*Given task*: Every record here should be printed again exactly.
[begin Records provided]
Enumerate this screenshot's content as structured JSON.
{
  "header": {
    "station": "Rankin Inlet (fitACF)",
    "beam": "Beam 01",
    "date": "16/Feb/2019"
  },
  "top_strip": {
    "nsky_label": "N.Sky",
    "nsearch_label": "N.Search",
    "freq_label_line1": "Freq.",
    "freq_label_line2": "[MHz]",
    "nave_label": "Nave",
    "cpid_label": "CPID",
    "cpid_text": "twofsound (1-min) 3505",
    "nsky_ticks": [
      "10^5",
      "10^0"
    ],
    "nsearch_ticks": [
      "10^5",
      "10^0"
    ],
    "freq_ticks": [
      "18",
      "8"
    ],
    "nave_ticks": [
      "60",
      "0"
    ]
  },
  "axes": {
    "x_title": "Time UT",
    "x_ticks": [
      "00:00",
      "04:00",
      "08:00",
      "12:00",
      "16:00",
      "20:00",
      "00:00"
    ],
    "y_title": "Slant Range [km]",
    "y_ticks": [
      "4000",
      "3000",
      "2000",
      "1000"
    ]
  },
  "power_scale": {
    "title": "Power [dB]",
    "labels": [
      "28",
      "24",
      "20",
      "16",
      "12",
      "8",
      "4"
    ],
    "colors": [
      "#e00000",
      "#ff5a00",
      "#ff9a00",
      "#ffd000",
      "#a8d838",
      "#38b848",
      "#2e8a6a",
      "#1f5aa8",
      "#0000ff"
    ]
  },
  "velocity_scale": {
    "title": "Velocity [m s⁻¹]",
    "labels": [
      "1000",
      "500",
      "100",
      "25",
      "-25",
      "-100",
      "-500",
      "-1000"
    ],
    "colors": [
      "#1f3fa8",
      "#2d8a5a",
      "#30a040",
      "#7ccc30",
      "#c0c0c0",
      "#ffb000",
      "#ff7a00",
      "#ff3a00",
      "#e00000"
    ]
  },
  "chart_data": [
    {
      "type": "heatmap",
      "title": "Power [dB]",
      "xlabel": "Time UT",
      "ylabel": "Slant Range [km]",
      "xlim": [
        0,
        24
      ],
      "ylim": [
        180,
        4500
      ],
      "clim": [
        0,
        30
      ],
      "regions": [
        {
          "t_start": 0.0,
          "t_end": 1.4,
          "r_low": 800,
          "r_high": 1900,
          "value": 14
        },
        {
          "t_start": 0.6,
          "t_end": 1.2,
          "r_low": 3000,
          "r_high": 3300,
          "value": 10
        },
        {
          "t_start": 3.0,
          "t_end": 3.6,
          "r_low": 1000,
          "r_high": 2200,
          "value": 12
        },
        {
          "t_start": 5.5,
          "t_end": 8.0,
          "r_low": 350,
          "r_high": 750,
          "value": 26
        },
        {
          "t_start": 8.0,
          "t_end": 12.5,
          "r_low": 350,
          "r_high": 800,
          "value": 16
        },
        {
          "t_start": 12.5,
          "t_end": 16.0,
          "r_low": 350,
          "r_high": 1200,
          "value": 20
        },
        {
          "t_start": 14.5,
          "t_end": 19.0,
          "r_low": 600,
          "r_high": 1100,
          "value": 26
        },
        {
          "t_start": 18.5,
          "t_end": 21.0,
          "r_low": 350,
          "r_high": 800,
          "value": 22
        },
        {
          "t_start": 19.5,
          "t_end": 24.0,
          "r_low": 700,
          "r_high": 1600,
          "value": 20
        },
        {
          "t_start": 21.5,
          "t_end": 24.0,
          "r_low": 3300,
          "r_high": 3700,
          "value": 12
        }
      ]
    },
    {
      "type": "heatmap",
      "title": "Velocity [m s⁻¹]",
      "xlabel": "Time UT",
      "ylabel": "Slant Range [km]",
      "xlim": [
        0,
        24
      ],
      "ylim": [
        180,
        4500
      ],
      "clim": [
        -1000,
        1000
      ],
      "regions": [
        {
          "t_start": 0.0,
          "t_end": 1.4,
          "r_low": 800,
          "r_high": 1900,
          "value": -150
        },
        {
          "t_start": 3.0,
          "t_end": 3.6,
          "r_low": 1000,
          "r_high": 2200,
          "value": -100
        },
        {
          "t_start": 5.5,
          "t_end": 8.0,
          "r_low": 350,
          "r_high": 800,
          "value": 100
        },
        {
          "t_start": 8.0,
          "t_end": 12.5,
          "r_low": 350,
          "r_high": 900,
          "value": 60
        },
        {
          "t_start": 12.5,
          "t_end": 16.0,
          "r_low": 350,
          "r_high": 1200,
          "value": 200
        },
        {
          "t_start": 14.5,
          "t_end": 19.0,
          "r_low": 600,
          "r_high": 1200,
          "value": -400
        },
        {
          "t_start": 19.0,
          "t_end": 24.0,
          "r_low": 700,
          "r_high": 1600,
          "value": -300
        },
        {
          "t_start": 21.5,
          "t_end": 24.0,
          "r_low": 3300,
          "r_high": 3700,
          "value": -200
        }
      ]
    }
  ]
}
[end Records provided]
*Answer to this task*:
Enumerate this screenshot's content as structured JSON.
{
  "header": {
    "station": "Rankin Inlet (fitACF)",
    "beam": "Beam 01",
    "date": "16/Feb/2019"
  },
  "top_strip": {
    "nsky_label": "N.Sky",
    "nsearch_label": "N.Search",
    "freq_label_line1": "Freq.",
    "freq_label_line2": "[MHz]",
    "nave_label": "Nave",
    "cpid_label": "CPID",
    "cpid_text": "twofsound (1-min) 3505",
    "nsky_ticks": [
      "10^5",
      "10^0"
    ],
    "nsearch_ticks": [
      "10^5",
      "10^0"
    ],
    "freq_ticks": [
      "18",
      "8"
    ],
    "nave_ticks": [
      "60",
      "0"
    ]
  },
  "axes": {
    "x_title": "Time UT",
    "x_ticks": [
      "00:00",
      "04:00",
      "08:00",
      "12:00",
      "16:00",
      "20:00",
      "00:00"
    ],
    "y_title": "Slant Range [km]",
    "y_ticks": [
      "4000",
      "3000",
      "2000",
      "1000"
    ]
  },
  "power_scale": {
    "title": "Power [dB]",
    "labels": [
      "28",
      "24",
      "20",
      "16",
      "12",
      "8",
      "4"
    ],
    "colors": [
      "#e00000",
      "#ff5a00",
      "#ff9a00",
      "#ffd000",
      "#a8d838",
      "#38b848",
      "#2e8a6a",
      "#1f5aa8",
      "#0000ff"
    ]
  },
  "velocity_scale": {
    "title": "Velocity [m s⁻¹]",
    "labels": [
      "1000",
      "500",
      "100",
      "25",
      "-25",
      "-100",
      "-500",
      "-1000"
    ],
    "colors": [
      "#1f3fa8",
      "#2d8a5a",
      "#30a040",
      "#7ccc30",
      "#c0c0c0",
      "#ffb000",
      "#ff7a00",
      "#ff3a00",
      "#e00000"
    ]
  },
  "chart_data": [
    {
      "type": "heatmap",
      "title": "Power [dB]",
      "xlabel": "Time UT",
      "ylabel": "Slant Range [km]",
      "xlim": [
        0,
        24
      ],
      "ylim": [
        180,
        4500
      ],
      "clim": [
        0,
        30
      ],
      "regions": [
        {
          "t_start": 0.0,
          "t_end": 1.4,
          "r_low": 800,
          "r_high": 1900,
          "value": 14
        },
        {
          "t_start": 0.6,
          "t_end": 1.2,
          "r_low": 3000,
          "r_high": 3300,
          "value": 10
        },
        {
          "t_start": 3.0,
          "t_end": 3.6,
          "r_low": 1000,
          "r_high": 2200,
          "value": 12
        },
        {
          "t_start": 5.5,
          "t_end": 8.0,
          "r_low": 350,
          "r_high": 750,
          "value": 26
        },
        {
          "t_start": 8.0,
          "t_end": 12.5,
          "r_low": 350,
          "r_high": 800,
          "value": 16
        },
        {
          "t_start": 12.5,
          "t_end": 16.0,
          "r_low": 350,
          "r_high": 1200,
          "value": 20
        },
        {
          "t_start": 14.5,
          "t_end": 19.0,
          "r_low": 600,
          "r_high": 1100,
          "value": 26
        },
        {
          "t_start": 18.5,
          "t_end": 21.0,
          "r_low": 350,
          "r_high": 800,
          "value": 22
        },
        {
          "t_start": 19.5,
          "t_end": 24.0,
          "r_low": 700,
          "r_high": 1600,
          "value": 20
        },
        {
          "t_start": 21.5,
          "t_end": 24.0,
          "r_low": 3300,
          "r_high": 3700,
          "value": 12
        }
      ]
    },
    {
      "type": "heatmap",
      "title": "Velocity [m s⁻¹]",
      "xlabel": "Time UT",
      "ylabel": "Slant Range [km]",
      "xlim": [
        0,
        24
      ],
      "ylim": [
        180,
        4500
      ],
      "clim": [
        -1000,
        1000
      ],
      "regions": [
        {
          "t_start": 0.0,
          "t_end": 1.4,
          "r_low": 800,
          "r_high": 1900,
          "value": -150
        },
        {
          "t_start": 3.0,
          "t_end": 3.6,
          "r_low": 1000,
          "r_high": 2200,
          "value": -100
        },
        {
          "t_start": 5.5,
          "t_end": 8.0,
          "r_low": 350,
          "r_high": 800,
          "value": 100
        },
        {
          "t_start": 8.0,
          "t_end": 12.5,
          "r_low": 350,
          "r_high": 900,
          "value": 60
        },
        {
          "t_start": 12.5,
          "t_end": 16.0,
          "r_low": 350,
          "r_high": 1200,
          "value": 200
        },
        {
          "t_start": 14.5,
          "t_end": 19.0,
          "r_low": 600,
          "r_high": 1200,
          "value": -400
        },
        {
          "t_start": 19.0,
          "t_end": 24.0,
          "r_low": 700,
          "r_high": 1600,
          "value": -300
        },
        {
          "t_start": 21.5,
          "t_end": 24.0,
          "r_low": 3300,
          "r_high": 3700,
          "value": -200
        }
      ]
    }
  ]
}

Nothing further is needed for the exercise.